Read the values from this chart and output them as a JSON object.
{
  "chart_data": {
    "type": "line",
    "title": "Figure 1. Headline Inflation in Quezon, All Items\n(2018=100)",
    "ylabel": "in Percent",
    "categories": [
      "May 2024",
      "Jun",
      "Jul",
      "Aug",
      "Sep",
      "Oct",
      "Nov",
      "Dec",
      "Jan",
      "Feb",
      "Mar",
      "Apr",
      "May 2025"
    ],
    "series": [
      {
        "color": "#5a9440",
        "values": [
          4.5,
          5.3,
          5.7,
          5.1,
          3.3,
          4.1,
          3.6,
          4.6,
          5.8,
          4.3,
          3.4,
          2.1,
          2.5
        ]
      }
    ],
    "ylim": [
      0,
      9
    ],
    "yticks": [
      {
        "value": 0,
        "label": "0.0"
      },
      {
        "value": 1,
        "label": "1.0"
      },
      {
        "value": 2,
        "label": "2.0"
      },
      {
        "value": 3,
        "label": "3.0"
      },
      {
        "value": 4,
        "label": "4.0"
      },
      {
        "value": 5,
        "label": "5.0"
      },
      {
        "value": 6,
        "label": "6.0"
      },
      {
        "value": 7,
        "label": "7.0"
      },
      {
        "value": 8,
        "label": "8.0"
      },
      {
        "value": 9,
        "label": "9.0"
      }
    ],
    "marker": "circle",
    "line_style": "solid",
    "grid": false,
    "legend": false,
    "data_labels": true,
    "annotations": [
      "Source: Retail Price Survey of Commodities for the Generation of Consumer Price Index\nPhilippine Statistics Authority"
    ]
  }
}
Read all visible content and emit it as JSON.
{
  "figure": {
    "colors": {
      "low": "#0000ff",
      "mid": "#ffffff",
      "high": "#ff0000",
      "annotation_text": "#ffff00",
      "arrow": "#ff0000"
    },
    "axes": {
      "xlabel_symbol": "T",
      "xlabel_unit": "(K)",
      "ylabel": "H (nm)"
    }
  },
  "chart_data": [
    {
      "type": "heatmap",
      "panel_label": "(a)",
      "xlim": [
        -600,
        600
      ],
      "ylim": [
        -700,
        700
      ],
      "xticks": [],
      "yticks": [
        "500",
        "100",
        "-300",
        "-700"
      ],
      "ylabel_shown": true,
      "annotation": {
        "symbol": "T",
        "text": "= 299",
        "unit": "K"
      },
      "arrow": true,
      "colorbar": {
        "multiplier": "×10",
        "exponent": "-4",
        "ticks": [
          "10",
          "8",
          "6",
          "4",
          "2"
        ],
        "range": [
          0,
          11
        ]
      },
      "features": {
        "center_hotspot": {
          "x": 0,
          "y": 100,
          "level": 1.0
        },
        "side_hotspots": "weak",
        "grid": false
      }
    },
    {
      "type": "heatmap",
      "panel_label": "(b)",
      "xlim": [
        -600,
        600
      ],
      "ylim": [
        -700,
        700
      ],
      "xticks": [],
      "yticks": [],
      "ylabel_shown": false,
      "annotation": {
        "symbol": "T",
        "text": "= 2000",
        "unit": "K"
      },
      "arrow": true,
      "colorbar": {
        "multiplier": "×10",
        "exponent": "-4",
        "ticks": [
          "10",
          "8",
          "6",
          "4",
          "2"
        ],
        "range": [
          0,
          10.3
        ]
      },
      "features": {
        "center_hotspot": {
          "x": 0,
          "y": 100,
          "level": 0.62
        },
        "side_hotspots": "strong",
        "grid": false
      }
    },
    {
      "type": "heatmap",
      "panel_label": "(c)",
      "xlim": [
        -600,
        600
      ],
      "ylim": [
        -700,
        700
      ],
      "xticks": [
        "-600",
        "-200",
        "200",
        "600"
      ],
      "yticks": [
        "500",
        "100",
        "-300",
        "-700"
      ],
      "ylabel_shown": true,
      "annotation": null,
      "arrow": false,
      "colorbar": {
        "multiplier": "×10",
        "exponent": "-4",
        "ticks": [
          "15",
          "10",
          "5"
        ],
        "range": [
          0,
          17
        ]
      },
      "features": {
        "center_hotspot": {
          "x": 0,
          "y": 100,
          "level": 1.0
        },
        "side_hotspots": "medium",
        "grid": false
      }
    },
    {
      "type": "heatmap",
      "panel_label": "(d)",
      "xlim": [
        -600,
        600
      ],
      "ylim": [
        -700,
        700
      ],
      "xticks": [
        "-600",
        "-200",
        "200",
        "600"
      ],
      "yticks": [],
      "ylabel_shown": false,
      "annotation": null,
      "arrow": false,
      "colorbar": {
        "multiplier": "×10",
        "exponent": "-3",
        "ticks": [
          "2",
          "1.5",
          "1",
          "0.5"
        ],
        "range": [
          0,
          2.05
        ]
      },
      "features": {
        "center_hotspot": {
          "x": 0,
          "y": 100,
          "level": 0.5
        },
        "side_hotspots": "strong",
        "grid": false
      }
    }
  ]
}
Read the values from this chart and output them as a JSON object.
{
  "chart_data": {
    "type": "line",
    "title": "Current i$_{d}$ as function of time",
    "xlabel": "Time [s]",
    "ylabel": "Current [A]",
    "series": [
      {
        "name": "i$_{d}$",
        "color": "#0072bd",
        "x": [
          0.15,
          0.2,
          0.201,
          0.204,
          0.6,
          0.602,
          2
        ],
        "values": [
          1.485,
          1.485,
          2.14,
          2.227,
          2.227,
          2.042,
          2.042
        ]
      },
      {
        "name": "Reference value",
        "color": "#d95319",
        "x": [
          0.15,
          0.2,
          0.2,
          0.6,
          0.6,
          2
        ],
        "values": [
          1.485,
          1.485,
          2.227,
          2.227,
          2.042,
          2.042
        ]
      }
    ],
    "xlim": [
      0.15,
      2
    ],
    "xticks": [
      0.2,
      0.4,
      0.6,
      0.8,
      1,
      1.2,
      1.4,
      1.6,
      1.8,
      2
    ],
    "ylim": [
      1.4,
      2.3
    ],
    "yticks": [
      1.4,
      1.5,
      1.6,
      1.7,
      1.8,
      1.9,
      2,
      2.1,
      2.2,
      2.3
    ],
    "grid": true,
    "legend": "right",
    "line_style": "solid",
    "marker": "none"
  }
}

━━━

Exercise description | Write out all of the records once more, exactly.

Task solution |
Read the values from this chart and output them as a JSON object.
{
  "chart_data": {
    "type": "line",
    "title": "Figure 1. Headline Inflation in Quezon, All Items\n(2018=100)",
    "ylabel": "in Percent",
    "categories": [
      "May 2024",
      "Jun",
      "Jul",
      "Aug",
      "Sep",
      "Oct",
      "Nov",
      "Dec",
      "Jan",
      "Feb",
      "Mar",
      "Apr",
      "May 2025"
    ],
    "series": [
      {
        "color": "#5a9440",
        "values": [
          4.5,
          5.3,
          5.7,
          5.1,
          3.3,
          4.1,
          3.6,
          4.6,
          5.8,
          4.3,
          3.4,
          2.1,
          2.5
        ]
      }
    ],
    "ylim": [
      0,
      9
    ],
    "yticks": [
      {
        "value": 0,
        "label": "0.0"
      },
      {
        "value": 1,
        "label": "1.0"
      },
      {
        "value": 2,
        "label": "2.0"
      },
      {
        "value": 3,
        "label": "3.0"
      },
      {
        "value": 4,
        "label": "4.0"
      },
      {
        "value": 5,
        "label": "5.0"
      },
      {
        "value": 6,
        "label": "6.0"
      },
      {
        "value": 7,
        "label": "7.0"
      },
      {
        "value": 8,
        "label": "8.0"
      },
      {
        "value": 9,
        "label": "9.0"
      }
    ],
    "marker": "circle",
    "line_style": "solid",
    "grid": false,
    "legend": false,
    "data_labels": true,
    "annotations": [
      "Source: Retail Price Survey of Commodities for the Generation of Consumer Price Index\nPhilippine Statistics Authority"
    ]
  }
}
Read all visible content and emit it as JSON.
{
  "figure": {
    "colors": {
      "low": "#0000ff",
      "mid": "#ffffff",
      "high": "#ff0000",
      "annotation_text": "#ffff00",
      "arrow": "#ff0000"
    },
    "axes": {
      "xlabel_symbol": "T",
      "xlabel_unit": "(K)",
      "ylabel": "H (nm)"
    }
  },
  "chart_data": [
    {
      "type": "heatmap",
      "panel_label": "(a)",
      "xlim": [
        -600,
        600
      ],
      "ylim": [
        -700,
        700
      ],
      "xticks": [],
      "yticks": [
        "500",
        "100",
        "-300",
        "-700"
      ],
      "ylabel_shown": true,
      "annotation": {
        "symbol": "T",
        "text": "= 299",
        "unit": "K"
      },
      "arrow": true,
      "colorbar": {
        "multiplier": "×10",
        "exponent": "-4",
        "ticks": [
          "10",
          "8",
          "6",
          "4",
          "2"
        ],
        "range": [
          0,
          11
        ]
      },
      "features": {
        "center_hotspot": {
          "x": 0,
          "y": 100,
          "level": 1.0
        },
        "side_hotspots": "weak",
        "grid": false
      }
    },
    {
      "type": "heatmap",
      "panel_label": "(b)",
      "xlim": [
        -600,
        600
      ],
      "ylim": [
        -700,
        700
      ],
      "xticks": [],
      "yticks": [],
      "ylabel_shown": false,
      "annotation": {
        "symbol": "T",
        "text": "= 2000",
        "unit": "K"
      },
      "arrow": true,
      "colorbar": {
        "multiplier": "×10",
        "exponent": "-4",
        "ticks": [
          "10",
          "8",
          "6",
          "4",
          "2"
        ],
        "range": [
          0,
          10.3
        ]
      },
      "features": {
        "center_hotspot": {
          "x": 0,
          "y": 100,
          "level": 0.62
        },
        "side_hotspots": "strong",
        "grid": false
      }
    },
    {
      "type": "heatmap",
      "panel_label": "(c)",
      "xlim": [
        -600,
        600
      ],
      "ylim": [
        -700,
        700
      ],
      "xticks": [
        "-600",
        "-200",
        "200",
        "600"
      ],
      "yticks": [
        "500",
        "100",
        "-300",
        "-700"
      ],
      "ylabel_shown": true,
      "annotation": null,
      "arrow": false,
      "colorbar": {
        "multiplier": "×10",
        "exponent": "-4",
        "ticks": [
          "15",
          "10",
          "5"
        ],
        "range": [
          0,
          17
        ]
      },
      "features": {
        "center_hotspot": {
          "x": 0,
          "y": 100,
          "level": 1.0
        },
        "side_hotspots": "medium",
        "grid": false
      }
    },
    {
      "type": "heatmap",
      "panel_label": "(d)",
      "xlim": [
        -600,
        600
      ],
      "ylim": [
        -700,
        700
      ],
      "xticks": [
        "-600",
        "-200",
        "200",
        "600"
      ],
      "yticks": [],
      "ylabel_shown": false,
      "annotation": null,
      "arrow": false,
      "colorbar": {
        "multiplier": "×10",
        "exponent": "-3",
        "ticks": [
          "2",
          "1.5",
          "1",
          "0.5"
        ],
        "range": [
          0,
          2.05
        ]
      },
      "features": {
        "center_hotspot": {
          "x": 0,
          "y": 100,
          "level": 0.5
        },
        "side_hotspots": "strong",
        "grid": false
      }
    }
  ]
}
Read the values from this chart and output them as a JSON object.
{
  "chart_data": {
    "type": "line",
    "title": "Current i$_{d}$ as function of time",
    "xlabel": "Time [s]",
    "ylabel": "Current [A]",
    "series": [
      {
        "name": "i$_{d}$",
        "color": "#0072bd",
        "x": [
          0.15,
          0.2,
          0.201,
          0.204,
          0.6,
          0.602,
          2
        ],
        "values": [
          1.485,
          1.485,
          2.14,
          2.227,
          2.227,
          2.042,
          2.042
        ]
      },
      {
        "name": "Reference value",
        "color": "#d95319",
        "x": [
          0.15,
          0.2,
          0.2,
          0.6,
          0.6,
          2
        ],
        "values": [
          1.485,
          1.485,
          2.227,
          2.227,
          2.042,
          2.042
        ]
      }
    ],
    "xlim": [
      0.15,
      2
    ],
    "xticks": [
      0.2,
      0.4,
      0.6,
      0.8,
      1,
      1.2,
      1.4,
      1.6,
      1.8,
      2
    ],
    "ylim": [
      1.4,
      2.3
    ],
    "yticks": [
      1.4,
      1.5,
      1.6,
      1.7,
      1.8,
      1.9,
      2,
      2.1,
      2.2,
      2.3
    ],
    "grid": true,
    "legend": "right",
    "line_style": "solid",
    "marker": "none"
  }
}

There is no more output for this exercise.